* **WHAT THE EXERCISE ASKS**: Please retype the data in full and exactly; the pictures are not part of the copy.
╔══
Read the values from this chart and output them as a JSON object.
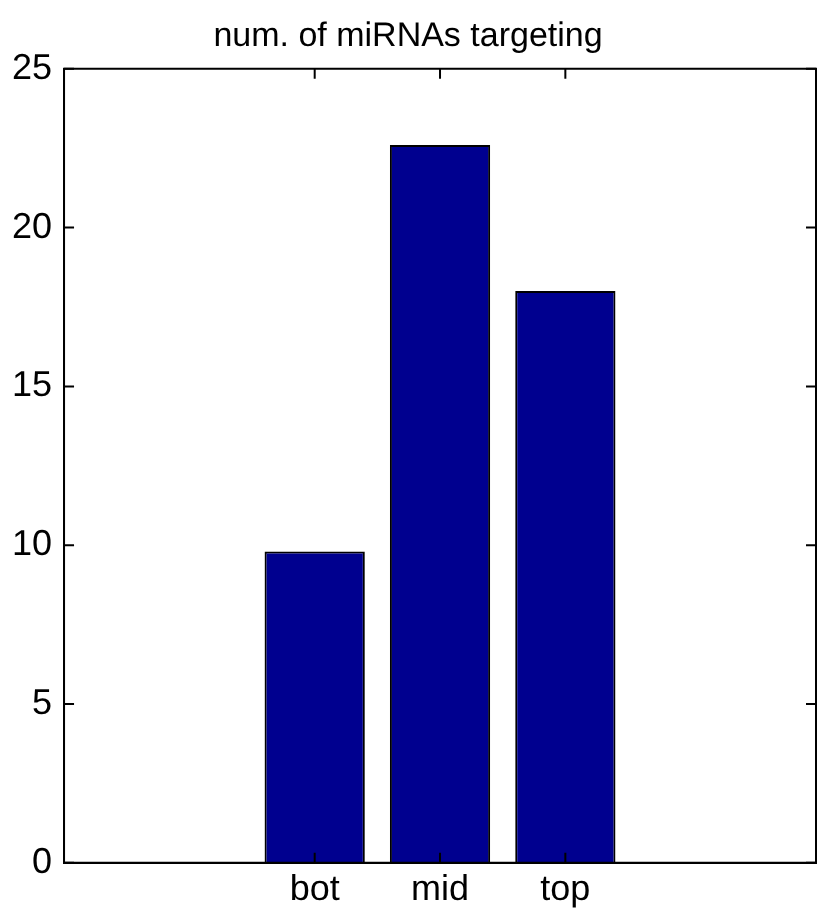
{
  "chart_data": {
    "type": "bar",
    "title": "num. of miRNAs targeting",
    "categories": [
      "bot",
      "mid",
      "top"
    ],
    "values": [
      9.8,
      22.6,
      18.0
    ],
    "color": "#00008f",
    "ylim": [
      0,
      25
    ],
    "yticks": [
      0,
      5,
      10,
      15,
      20,
      25
    ],
    "grid": false,
    "legend": false
  }
}
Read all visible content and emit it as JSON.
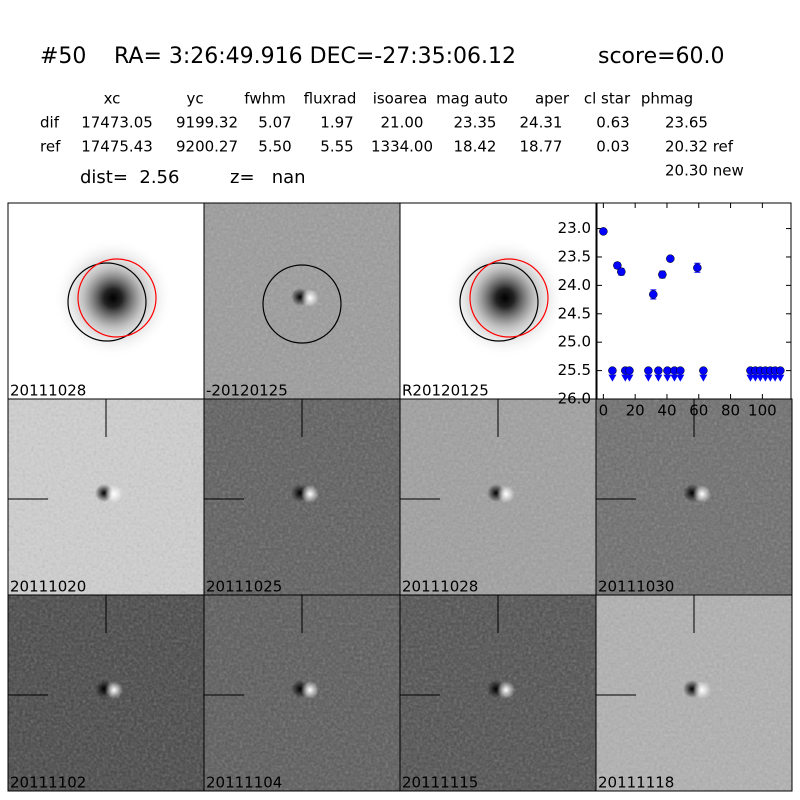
{
  "header": {
    "id": "#50",
    "coords": "RA= 3:26:49.916 DEC=-27:35:06.12",
    "score": "score=60.0"
  },
  "table": {
    "columns": [
      "xc",
      "yc",
      "fwhm",
      "fluxrad",
      "isoarea",
      "mag auto",
      "aper",
      "cl star",
      "phmag"
    ],
    "rows": [
      {
        "label": "dif",
        "cells": [
          "17473.05",
          "9199.32",
          "5.07",
          "1.97",
          "21.00",
          "23.35",
          "24.31",
          "0.63",
          "23.65"
        ]
      },
      {
        "label": "ref",
        "cells": [
          "17475.43",
          "9200.27",
          "5.50",
          "5.55",
          "1334.00",
          "18.42",
          "18.77",
          "0.03",
          "20.32 ref"
        ]
      }
    ],
    "extra": "20.30 new"
  },
  "dist": "dist=  2.56",
  "z": "z=   nan",
  "panels": [
    {
      "label": "20111028",
      "color": "#000000"
    },
    {
      "label": "-20120125",
      "color": "#000000"
    },
    {
      "label": "R20120125",
      "color": "#000000"
    },
    {
      "label": "20111020",
      "color": "#000000"
    },
    {
      "label": "20111025",
      "color": "#000000"
    },
    {
      "label": "20111028",
      "color": "#ff0000"
    },
    {
      "label": "20111030",
      "color": "#000000"
    },
    {
      "label": "20111102",
      "color": "#000000"
    },
    {
      "label": "20111104",
      "color": "#000000"
    },
    {
      "label": "20111115",
      "color": "#000000"
    },
    {
      "label": "20111118",
      "color": "#000000"
    }
  ],
  "chart_data": {
    "type": "scatter",
    "xlim": [
      -4,
      118
    ],
    "xticks": [
      0,
      20,
      40,
      60,
      80,
      100
    ],
    "ylim": [
      26.0,
      22.55
    ],
    "yticks": [
      {
        "value": 23,
        "label": "23.0"
      },
      {
        "value": 23.5,
        "label": "23.5"
      },
      {
        "value": 24,
        "label": "24.0"
      },
      {
        "value": 24.5,
        "label": "24.5"
      },
      {
        "value": 25,
        "label": "25.0"
      },
      {
        "value": 25.5,
        "label": "25.5"
      },
      {
        "value": 26,
        "label": "26.0"
      }
    ],
    "series": [
      {
        "color": "#0000ff",
        "marker": "circle",
        "x": [
          0,
          8.8,
          11.3,
          31.4,
          37.1,
          42.1,
          59.1
        ],
        "values": [
          23.05,
          23.65,
          23.76,
          24.16,
          23.81,
          23.53,
          23.69
        ],
        "errors": [
          0.03,
          0.05,
          0.06,
          0.08,
          0.06,
          0.04,
          0.08
        ]
      },
      {
        "color": "#0000ff",
        "marker": "upper-limit",
        "x": [
          5.7,
          13.8,
          16.4,
          28.3,
          34.6,
          40.3,
          44.7,
          48.4,
          62.9,
          92.5,
          95.6,
          98.7,
          101.9,
          105,
          108,
          111.3
        ],
        "values": [
          25.5,
          25.5,
          25.5,
          25.5,
          25.5,
          25.5,
          25.5,
          25.5,
          25.5,
          25.5,
          25.5,
          25.5,
          25.5,
          25.5,
          25.5,
          25.5
        ]
      }
    ]
  }
}
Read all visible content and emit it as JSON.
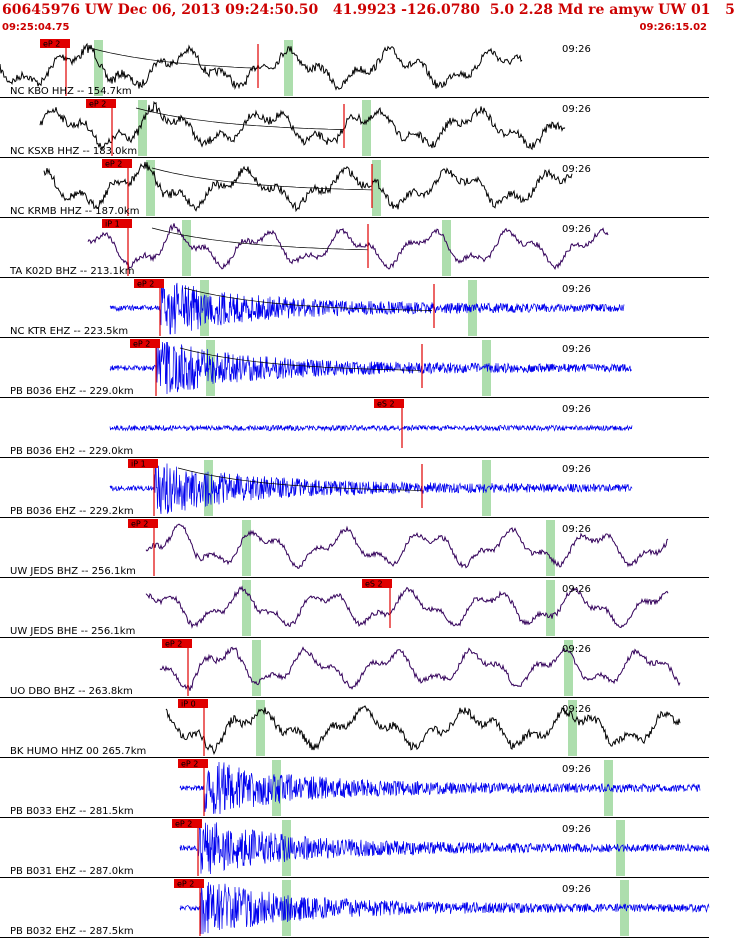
╚══
* **WRITTEN RESPONSE**:
Read the values from this chart and output them as a JSON object.
{
  "chart_data": {
    "type": "bar",
    "title": "num. of miRNAs targeting",
    "categories": [
      "bot",
      "mid",
      "top"
    ],
    "values": [
      9.8,
      22.6,
      18.0
    ],
    "color": "#00008f",
    "ylim": [
      0,
      25
    ],
    "yticks": [
      0,
      5,
      10,
      15,
      20,
      25
    ],
    "grid": false,
    "legend": false
  }
}
Read all visible content and emit it as JSON.
{
  "header": {
    "id": "#50",
    "coords": "RA= 3:26:49.916 DEC=-27:35:06.12",
    "score": "score=60.0"
  },
  "table": {
    "columns": [
      "xc",
      "yc",
      "fwhm",
      "fluxrad",
      "isoarea",
      "mag auto",
      "aper",
      "cl star",
      "phmag"
    ],
    "rows": [
      {
        "label": "dif",
        "cells": [
          "17473.05",
          "9199.32",
          "5.07",
          "1.97",
          "21.00",
          "23.35",
          "24.31",
          "0.63",
          "23.65"
        ]
      },
      {
        "label": "ref",
        "cells": [
          "17475.43",
          "9200.27",
          "5.50",
          "5.55",
          "1334.00",
          "18.42",
          "18.77",
          "0.03",
          "20.32 ref"
        ]
      }
    ],
    "extra": "20.30 new"
  },
  "dist": "dist=  2.56",
  "z": "z=   nan",
  "panels": [
    {
      "label": "20111028",
      "color": "#000000"
    },
    {
      "label": "-20120125",
      "color": "#000000"
    },
    {
      "label": "R20120125",
      "color": "#000000"
    },
    {
      "label": "20111020",
      "color": "#000000"
    },
    {
      "label": "20111025",
      "color": "#000000"
    },
    {
      "label": "20111028",
      "color": "#ff0000"
    },
    {
      "label": "20111030",
      "color": "#000000"
    },
    {
      "label": "20111102",
      "color": "#000000"
    },
    {
      "label": "20111104",
      "color": "#000000"
    },
    {
      "label": "20111115",
      "color": "#000000"
    },
    {
      "label": "20111118",
      "color": "#000000"
    }
  ],
  "chart_data": {
    "type": "scatter",
    "xlim": [
      -4,
      118
    ],
    "xticks": [
      0,
      20,
      40,
      60,
      80,
      100
    ],
    "ylim": [
      26.0,
      22.55
    ],
    "yticks": [
      {
        "value": 23,
        "label": "23.0"
      },
      {
        "value": 23.5,
        "label": "23.5"
      },
      {
        "value": 24,
        "label": "24.0"
      },
      {
        "value": 24.5,
        "label": "24.5"
      },
      {
        "value": 25,
        "label": "25.0"
      },
      {
        "value": 25.5,
        "label": "25.5"
      },
      {
        "value": 26,
        "label": "26.0"
      }
    ],
    "series": [
      {
        "color": "#0000ff",
        "marker": "circle",
        "x": [
          0,
          8.8,
          11.3,
          31.4,
          37.1,
          42.1,
          59.1
        ],
        "values": [
          23.05,
          23.65,
          23.76,
          24.16,
          23.81,
          23.53,
          23.69
        ],
        "errors": [
          0.03,
          0.05,
          0.06,
          0.08,
          0.06,
          0.04,
          0.08
        ]
      },
      {
        "color": "#0000ff",
        "marker": "upper-limit",
        "x": [
          5.7,
          13.8,
          16.4,
          28.3,
          34.6,
          40.3,
          44.7,
          48.4,
          62.9,
          92.5,
          95.6,
          98.7,
          101.9,
          105,
          108,
          111.3
        ],
        "values": [
          25.5,
          25.5,
          25.5,
          25.5,
          25.5,
          25.5,
          25.5,
          25.5,
          25.5,
          25.5,
          25.5,
          25.5,
          25.5,
          25.5,
          25.5,
          25.5
        ]
      }
    ]
  }
}
Read all visible content and emit it as JSON.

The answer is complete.